(WHAT YOU WILL DO)
Look through the listing for the word "name". Copy each line that has it.

Stored items from a collection:

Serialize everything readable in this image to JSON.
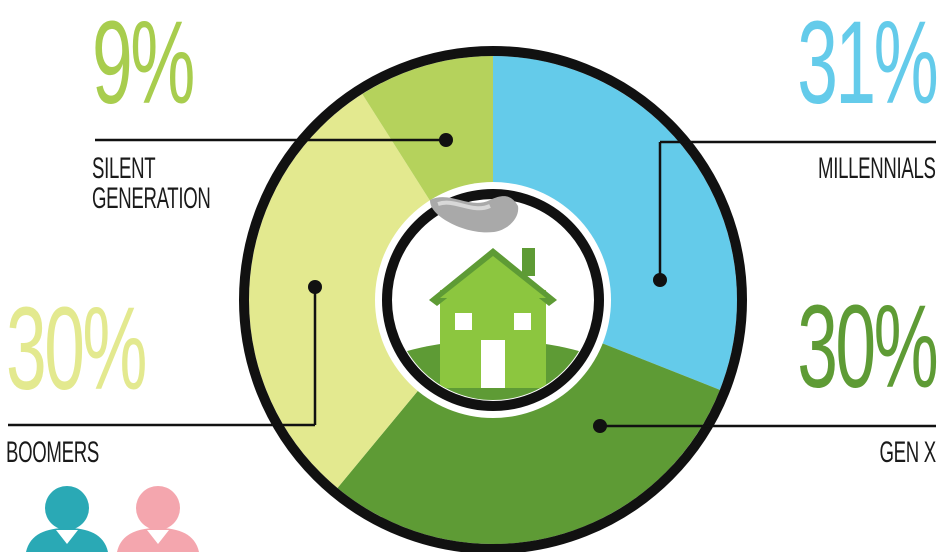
{
  "chart_data": {
    "type": "pie",
    "categories": [
      "Silent Generation",
      "Millennials",
      "Gen X",
      "Boomers"
    ],
    "values": [
      9,
      31,
      30,
      30
    ],
    "labels": {
      "silent": {
        "percent": "9%",
        "name": "SILENT\nGENERATION"
      },
      "millennials": {
        "percent": "31%",
        "name": "MILLENNIALS"
      },
      "genx": {
        "percent": "30%",
        "name": "GEN X"
      },
      "boomers": {
        "percent": "30%",
        "name": "BOOMERS"
      }
    },
    "colors": {
      "silent": "#b5d25c",
      "millennials": "#64cbea",
      "genx": "#5e9b35",
      "boomers": "#e3e98f"
    },
    "percent_text_colors": {
      "silent": "#a8cd4e",
      "millennials": "#64cbea",
      "genx": "#5e9b35",
      "boomers": "#e3e98f"
    }
  },
  "icons": [
    "house-icon",
    "smoke-icon",
    "person-icon-teal",
    "person-icon-pink"
  ],
  "icon_colors": {
    "house": "#8cc63f",
    "person_teal": "#2aa9b5",
    "person_pink": "#f4a6ae",
    "smoke": "#a9a9a9"
  }
}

(EXPECTED ANSWER)
        "name": "SILENT\nGENERATION"
        "name": "MILLENNIALS"
        "name": "GEN X"
        "name": "BOOMERS"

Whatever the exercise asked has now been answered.